#### INPUT MATERIAL

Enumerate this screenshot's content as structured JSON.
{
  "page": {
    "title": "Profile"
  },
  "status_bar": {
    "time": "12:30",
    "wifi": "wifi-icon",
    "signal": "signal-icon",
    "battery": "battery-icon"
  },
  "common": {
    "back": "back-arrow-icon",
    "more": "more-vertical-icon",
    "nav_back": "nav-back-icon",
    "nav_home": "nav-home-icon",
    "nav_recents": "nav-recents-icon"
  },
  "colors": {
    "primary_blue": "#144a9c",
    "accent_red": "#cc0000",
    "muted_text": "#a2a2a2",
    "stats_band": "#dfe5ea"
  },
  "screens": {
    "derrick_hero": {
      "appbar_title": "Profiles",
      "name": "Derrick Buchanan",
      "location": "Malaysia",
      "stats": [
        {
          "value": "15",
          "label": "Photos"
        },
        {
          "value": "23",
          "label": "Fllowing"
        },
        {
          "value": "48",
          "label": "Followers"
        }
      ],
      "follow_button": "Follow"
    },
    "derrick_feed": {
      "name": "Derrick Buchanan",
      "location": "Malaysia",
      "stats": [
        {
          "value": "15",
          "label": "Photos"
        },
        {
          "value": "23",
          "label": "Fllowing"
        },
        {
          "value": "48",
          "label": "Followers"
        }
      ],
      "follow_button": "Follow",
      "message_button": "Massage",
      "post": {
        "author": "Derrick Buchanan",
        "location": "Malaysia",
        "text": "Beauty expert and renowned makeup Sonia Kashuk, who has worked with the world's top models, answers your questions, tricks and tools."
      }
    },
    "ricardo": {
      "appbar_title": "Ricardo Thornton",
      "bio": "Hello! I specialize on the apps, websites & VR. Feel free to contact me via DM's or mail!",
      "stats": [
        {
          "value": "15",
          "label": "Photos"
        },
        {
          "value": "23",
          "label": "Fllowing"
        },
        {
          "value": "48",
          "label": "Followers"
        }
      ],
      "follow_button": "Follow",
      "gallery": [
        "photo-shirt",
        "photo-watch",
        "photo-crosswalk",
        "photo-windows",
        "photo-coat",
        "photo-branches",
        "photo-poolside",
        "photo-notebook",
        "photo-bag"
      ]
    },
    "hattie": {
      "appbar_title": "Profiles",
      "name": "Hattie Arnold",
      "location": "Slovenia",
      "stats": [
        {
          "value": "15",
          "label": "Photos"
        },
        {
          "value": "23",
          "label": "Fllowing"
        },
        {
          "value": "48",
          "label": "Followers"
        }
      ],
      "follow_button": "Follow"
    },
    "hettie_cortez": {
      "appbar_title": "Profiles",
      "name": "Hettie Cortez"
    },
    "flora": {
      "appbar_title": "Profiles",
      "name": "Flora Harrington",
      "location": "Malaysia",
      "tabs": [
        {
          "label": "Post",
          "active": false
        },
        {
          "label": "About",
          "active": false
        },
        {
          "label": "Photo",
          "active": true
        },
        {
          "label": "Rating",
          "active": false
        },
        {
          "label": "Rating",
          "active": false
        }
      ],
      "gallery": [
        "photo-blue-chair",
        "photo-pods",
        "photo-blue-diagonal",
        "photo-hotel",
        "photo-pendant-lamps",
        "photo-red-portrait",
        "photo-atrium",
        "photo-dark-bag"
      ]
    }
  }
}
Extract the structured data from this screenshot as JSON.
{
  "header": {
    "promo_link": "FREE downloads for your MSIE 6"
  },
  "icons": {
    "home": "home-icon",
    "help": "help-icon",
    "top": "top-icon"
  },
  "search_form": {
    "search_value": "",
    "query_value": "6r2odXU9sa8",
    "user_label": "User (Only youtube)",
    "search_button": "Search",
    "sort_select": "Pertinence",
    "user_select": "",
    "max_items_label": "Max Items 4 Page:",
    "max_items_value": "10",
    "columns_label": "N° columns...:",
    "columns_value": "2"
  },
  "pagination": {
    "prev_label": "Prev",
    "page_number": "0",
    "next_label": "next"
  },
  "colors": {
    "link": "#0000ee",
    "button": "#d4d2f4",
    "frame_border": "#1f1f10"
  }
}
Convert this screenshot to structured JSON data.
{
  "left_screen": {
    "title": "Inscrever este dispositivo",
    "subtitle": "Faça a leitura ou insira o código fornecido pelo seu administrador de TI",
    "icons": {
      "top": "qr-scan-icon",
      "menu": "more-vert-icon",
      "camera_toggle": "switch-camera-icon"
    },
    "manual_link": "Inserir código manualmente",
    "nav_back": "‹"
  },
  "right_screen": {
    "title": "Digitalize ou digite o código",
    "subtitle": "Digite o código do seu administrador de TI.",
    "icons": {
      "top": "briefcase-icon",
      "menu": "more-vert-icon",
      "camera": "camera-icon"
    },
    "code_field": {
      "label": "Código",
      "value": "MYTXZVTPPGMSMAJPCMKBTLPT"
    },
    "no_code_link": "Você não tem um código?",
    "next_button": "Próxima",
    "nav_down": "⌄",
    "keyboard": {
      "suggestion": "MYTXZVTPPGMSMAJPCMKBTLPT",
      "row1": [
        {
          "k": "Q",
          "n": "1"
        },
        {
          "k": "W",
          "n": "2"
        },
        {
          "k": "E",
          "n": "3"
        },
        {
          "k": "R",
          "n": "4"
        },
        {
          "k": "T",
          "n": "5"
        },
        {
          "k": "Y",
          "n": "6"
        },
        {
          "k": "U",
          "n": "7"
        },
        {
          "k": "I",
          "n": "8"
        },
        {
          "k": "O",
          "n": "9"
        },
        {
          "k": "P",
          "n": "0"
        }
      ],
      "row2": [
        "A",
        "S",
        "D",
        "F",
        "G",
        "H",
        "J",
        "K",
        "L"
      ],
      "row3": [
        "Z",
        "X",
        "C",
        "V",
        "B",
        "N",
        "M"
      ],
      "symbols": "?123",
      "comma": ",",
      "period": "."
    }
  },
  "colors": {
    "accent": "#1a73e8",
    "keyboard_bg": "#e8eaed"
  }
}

#### PROBLEM TO WORK ON
Retype the material in full, character for character.

#### SOLUTION BELOW
Enumerate this screenshot's content as structured JSON.
{
  "page": {
    "title": "Profile"
  },
  "status_bar": {
    "time": "12:30",
    "wifi": "wifi-icon",
    "signal": "signal-icon",
    "battery": "battery-icon"
  },
  "common": {
    "back": "back-arrow-icon",
    "more": "more-vertical-icon",
    "nav_back": "nav-back-icon",
    "nav_home": "nav-home-icon",
    "nav_recents": "nav-recents-icon"
  },
  "colors": {
    "primary_blue": "#144a9c",
    "accent_red": "#cc0000",
    "muted_text": "#a2a2a2",
    "stats_band": "#dfe5ea"
  },
  "screens": {
    "derrick_hero": {
      "appbar_title": "Profiles",
      "name": "Derrick Buchanan",
      "location": "Malaysia",
      "stats": [
        {
          "value": "15",
          "label": "Photos"
        },
        {
          "value": "23",
          "label": "Fllowing"
        },
        {
          "value": "48",
          "label": "Followers"
        }
      ],
      "follow_button": "Follow"
    },
    "derrick_feed": {
      "name": "Derrick Buchanan",
      "location": "Malaysia",
      "stats": [
        {
          "value": "15",
          "label": "Photos"
        },
        {
          "value": "23",
          "label": "Fllowing"
        },
        {
          "value": "48",
          "label": "Followers"
        }
      ],
      "follow_button": "Follow",
      "message_button": "Massage",
      "post": {
        "author": "Derrick Buchanan",
        "location": "Malaysia",
        "text": "Beauty expert and renowned makeup Sonia Kashuk, who has worked with the world's top models, answers your questions, tricks and tools."
      }
    },
    "ricardo": {
      "appbar_title": "Ricardo Thornton",
      "bio": "Hello! I specialize on the apps, websites & VR. Feel free to contact me via DM's or mail!",
      "stats": [
        {
          "value": "15",
          "label": "Photos"
        },
        {
          "value": "23",
          "label": "Fllowing"
        },
        {
          "value": "48",
          "label": "Followers"
        }
      ],
      "follow_button": "Follow",
      "gallery": [
        "photo-shirt",
        "photo-watch",
        "photo-crosswalk",
        "photo-windows",
        "photo-coat",
        "photo-branches",
        "photo-poolside",
        "photo-notebook",
        "photo-bag"
      ]
    },
    "hattie": {
      "appbar_title": "Profiles",
      "name": "Hattie Arnold",
      "location": "Slovenia",
      "stats": [
        {
          "value": "15",
          "label": "Photos"
        },
        {
          "value": "23",
          "label": "Fllowing"
        },
        {
          "value": "48",
          "label": "Followers"
        }
      ],
      "follow_button": "Follow"
    },
    "hettie_cortez": {
      "appbar_title": "Profiles",
      "name": "Hettie Cortez"
    },
    "flora": {
      "appbar_title": "Profiles",
      "name": "Flora Harrington",
      "location": "Malaysia",
      "tabs": [
        {
          "label": "Post",
          "active": false
        },
        {
          "label": "About",
          "active": false
        },
        {
          "label": "Photo",
          "active": true
        },
        {
          "label": "Rating",
          "active": false
        },
        {
          "label": "Rating",
          "active": false
        }
      ],
      "gallery": [
        "photo-blue-chair",
        "photo-pods",
        "photo-blue-diagonal",
        "photo-hotel",
        "photo-pendant-lamps",
        "photo-red-portrait",
        "photo-atrium",
        "photo-dark-bag"
      ]
    }
  }
}
Extract the structured data from this screenshot as JSON.
{
  "header": {
    "promo_link": "FREE downloads for your MSIE 6"
  },
  "icons": {
    "home": "home-icon",
    "help": "help-icon",
    "top": "top-icon"
  },
  "search_form": {
    "search_value": "",
    "query_value": "6r2odXU9sa8",
    "user_label": "User (Only youtube)",
    "search_button": "Search",
    "sort_select": "Pertinence",
    "user_select": "",
    "max_items_label": "Max Items 4 Page:",
    "max_items_value": "10",
    "columns_label": "N° columns...:",
    "columns_value": "2"
  },
  "pagination": {
    "prev_label": "Prev",
    "page_number": "0",
    "next_label": "next"
  },
  "colors": {
    "link": "#0000ee",
    "button": "#d4d2f4",
    "frame_border": "#1f1f10"
  }
}
Convert this screenshot to structured JSON data.
{
  "left_screen": {
    "title": "Inscrever este dispositivo",
    "subtitle": "Faça a leitura ou insira o código fornecido pelo seu administrador de TI",
    "icons": {
      "top": "qr-scan-icon",
      "menu": "more-vert-icon",
      "camera_toggle": "switch-camera-icon"
    },
    "manual_link": "Inserir código manualmente",
    "nav_back": "‹"
  },
  "right_screen": {
    "title": "Digitalize ou digite o código",
    "subtitle": "Digite o código do seu administrador de TI.",
    "icons": {
      "top": "briefcase-icon",
      "menu": "more-vert-icon",
      "camera": "camera-icon"
    },
    "code_field": {
      "label": "Código",
      "value": "MYTXZVTPPGMSMAJPCMKBTLPT"
    },
    "no_code_link": "Você não tem um código?",
    "next_button": "Próxima",
    "nav_down": "⌄",
    "keyboard": {
      "suggestion": "MYTXZVTPPGMSMAJPCMKBTLPT",
      "row1": [
        {
          "k": "Q",
          "n": "1"
        },
        {
          "k": "W",
          "n": "2"
        },
        {
          "k": "E",
          "n": "3"
        },
        {
          "k": "R",
          "n": "4"
        },
        {
          "k": "T",
          "n": "5"
        },
        {
          "k": "Y",
          "n": "6"
        },
        {
          "k": "U",
          "n": "7"
        },
        {
          "k": "I",
          "n": "8"
        },
        {
          "k": "O",
          "n": "9"
        },
        {
          "k": "P",
          "n": "0"
        }
      ],
      "row2": [
        "A",
        "S",
        "D",
        "F",
        "G",
        "H",
        "J",
        "K",
        "L"
      ],
      "row3": [
        "Z",
        "X",
        "C",
        "V",
        "B",
        "N",
        "M"
      ],
      "symbols": "?123",
      "comma": ",",
      "period": "."
    }
  },
  "colors": {
    "accent": "#1a73e8",
    "keyboard_bg": "#e8eaed"
  }
}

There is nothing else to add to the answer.